But Hamels allowed two runs in seven innings, and Chase Utley and Burrell both homered in a 3–2 victory in Game 1. Victorino had four RBIs and Myers had three RBIs in an 8–5 victory in Game 2, which was tempered because Charlie Manuel's mother, June Manuel, died before the game. To add to the heartbreak, Victorino learned after the game that his grandmother died in Hawaii. The Phillies traveled to Los Angeles with heavy hearts but remained focused.

"We've got things to do," Manuel said. "I feel like I know my mother would want me in the dugout — because she used to manage a lot for me anyway."

Jamie Moyer got rocked in a 7–2 loss in Game 3 at Dodger Stadium, but even in a shellacking the Phillies showed heart. Benches cleared after Hiroki Kuroda threw over Victorino's head, which was retaliation for Myers throwing behind Ramirez's back in Game 2. The Dodgers had a 5–3 lead in the eighth inning in Game 4 when Victorino hit a game-tying home run into the visitors' bullpen in right field. Matt Stairs followed three batters later and crushed a game-winning two- run home run halfway up the bleachers in right field to win it 7–5.

"You've been here for a month, and you want to get that one big hit where you really feel like you're part of the team," said Stairs, who joined the Phillies after an August 30 trade with the Toronto Blue Jays. "Not that I don't feel like I'm part of the team, but when you get that nice celebration coming in the dugout and you're getting your ass hammered by guys, there's no better feeling than to have that done."

Hamels pitched another gem in a 5–1 victory in Game 5 to clinch the NL pennant, with Nomar Garciaparra fouling out to Ruiz along the third-base line to end the game.

The Phillies were going to the World Series.

"This is going to be the year," Manuel said afterward in the visitors' clubhouse. "I can feel it, yeah."

There certainly was an air of confidence that the Phillies were going to win the World Series, and it started at the top. General manager Pat Gillick loved the scouting reports his top scouts had put together on the Rays. He felt if his players executed, they would win. The Phillies got started early. Utley hit a two-run homer in the first inning, and Hamels allowed two runs in seven innings in a 3–2 victory in Game 1 at Tropicana Field. The Phillies lost Game 2 4–2 but returned to Philadelphia feeling confident.

They blew a three-run lead in the sixth inning in Game 3, which was delayed an hour and 31 minutes because of rain, but the Phillies loaded the bases with no outs in the ninth inning. Rays manager Joe Maddon added a fifth infielder for Ruiz's at-bat. Ruiz chopped a ball up the third-base line, but Eric Bruntlett beat the throw home to score the winning run in a dramatic 5–4 victory that ended at 1:47 AM.

It wasn't a miracle, but maybe the Phillies had a little help from above. Country star Tim McGraw, son of former Phillies closer Tug McGraw, spread some of his father's ashes on the mound before the game.

"I'm sure he thought it was going to be good luck," Moyer said. "And it turns out that it probably was. It's pretty cool."

Tasks and exercises:
1/ For each statement below, say yes or no according to the account of the Phillies' postseason run, and quote the words from the account that decide it: (a) Victorino tied Game 4 with a home run. (b) Game 3 of the World Series ended before midnight. (c) The Phillies won Game 2 against the Rays.
2/ Write out the part of the account of the Phillies' postseason run between "It wasn't a" and "mound before the game.", inclusive.

Spatial annotation records:
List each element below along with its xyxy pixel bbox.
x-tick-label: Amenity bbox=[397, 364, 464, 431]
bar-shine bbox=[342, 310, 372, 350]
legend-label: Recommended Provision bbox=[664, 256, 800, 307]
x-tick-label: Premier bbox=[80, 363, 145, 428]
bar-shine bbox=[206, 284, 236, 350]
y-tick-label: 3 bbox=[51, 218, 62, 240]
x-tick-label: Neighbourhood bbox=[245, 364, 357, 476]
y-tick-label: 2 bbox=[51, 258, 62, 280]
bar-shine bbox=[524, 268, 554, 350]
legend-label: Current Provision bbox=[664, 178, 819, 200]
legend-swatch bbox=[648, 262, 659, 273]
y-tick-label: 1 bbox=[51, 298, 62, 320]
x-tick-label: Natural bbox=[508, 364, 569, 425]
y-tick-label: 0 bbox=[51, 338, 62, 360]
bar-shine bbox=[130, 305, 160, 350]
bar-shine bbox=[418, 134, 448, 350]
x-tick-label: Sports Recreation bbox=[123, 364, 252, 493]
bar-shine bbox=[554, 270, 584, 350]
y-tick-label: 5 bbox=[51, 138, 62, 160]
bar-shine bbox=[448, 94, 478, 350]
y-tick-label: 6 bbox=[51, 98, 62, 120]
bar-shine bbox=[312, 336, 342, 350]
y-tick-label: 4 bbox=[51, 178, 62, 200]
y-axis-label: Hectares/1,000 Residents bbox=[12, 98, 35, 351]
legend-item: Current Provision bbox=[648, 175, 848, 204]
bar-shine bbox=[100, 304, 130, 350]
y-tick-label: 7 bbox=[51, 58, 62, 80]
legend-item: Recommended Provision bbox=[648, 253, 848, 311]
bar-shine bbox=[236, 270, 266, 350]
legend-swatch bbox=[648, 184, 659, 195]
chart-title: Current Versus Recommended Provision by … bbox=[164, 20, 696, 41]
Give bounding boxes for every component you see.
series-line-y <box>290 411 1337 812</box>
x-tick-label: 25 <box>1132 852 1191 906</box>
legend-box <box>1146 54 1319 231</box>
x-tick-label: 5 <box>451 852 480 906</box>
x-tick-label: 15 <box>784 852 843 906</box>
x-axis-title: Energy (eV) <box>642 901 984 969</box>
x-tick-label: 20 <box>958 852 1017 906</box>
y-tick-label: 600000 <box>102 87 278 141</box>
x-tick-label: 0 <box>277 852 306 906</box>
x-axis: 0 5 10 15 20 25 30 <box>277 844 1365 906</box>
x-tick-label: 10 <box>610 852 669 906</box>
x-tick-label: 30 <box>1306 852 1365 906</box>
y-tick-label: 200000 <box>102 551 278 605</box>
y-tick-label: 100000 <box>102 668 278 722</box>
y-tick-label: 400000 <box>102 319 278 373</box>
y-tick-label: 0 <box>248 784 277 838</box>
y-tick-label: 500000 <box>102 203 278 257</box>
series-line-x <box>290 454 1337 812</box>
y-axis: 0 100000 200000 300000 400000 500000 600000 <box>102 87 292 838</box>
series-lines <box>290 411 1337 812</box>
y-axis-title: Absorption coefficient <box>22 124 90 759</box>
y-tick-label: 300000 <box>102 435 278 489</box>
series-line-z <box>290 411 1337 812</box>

Worked solutions:
1/
(a) Yes: "Victorino hit a game-tying home run into the visitors' bullpen in right field."
(b) No: "in a dramatic 5–4 victory that ended at 1:47 AM."
(c) No: "The Phillies lost Game 2 4–2 but returned to Philadelphia feeling confident."

2/
It wasn't a miracle, but maybe the Phillies had a little help from above. Country star Tim McGraw, son of former Phillies closer Tug McGraw, spread some of his father's ashes on the mound before the game.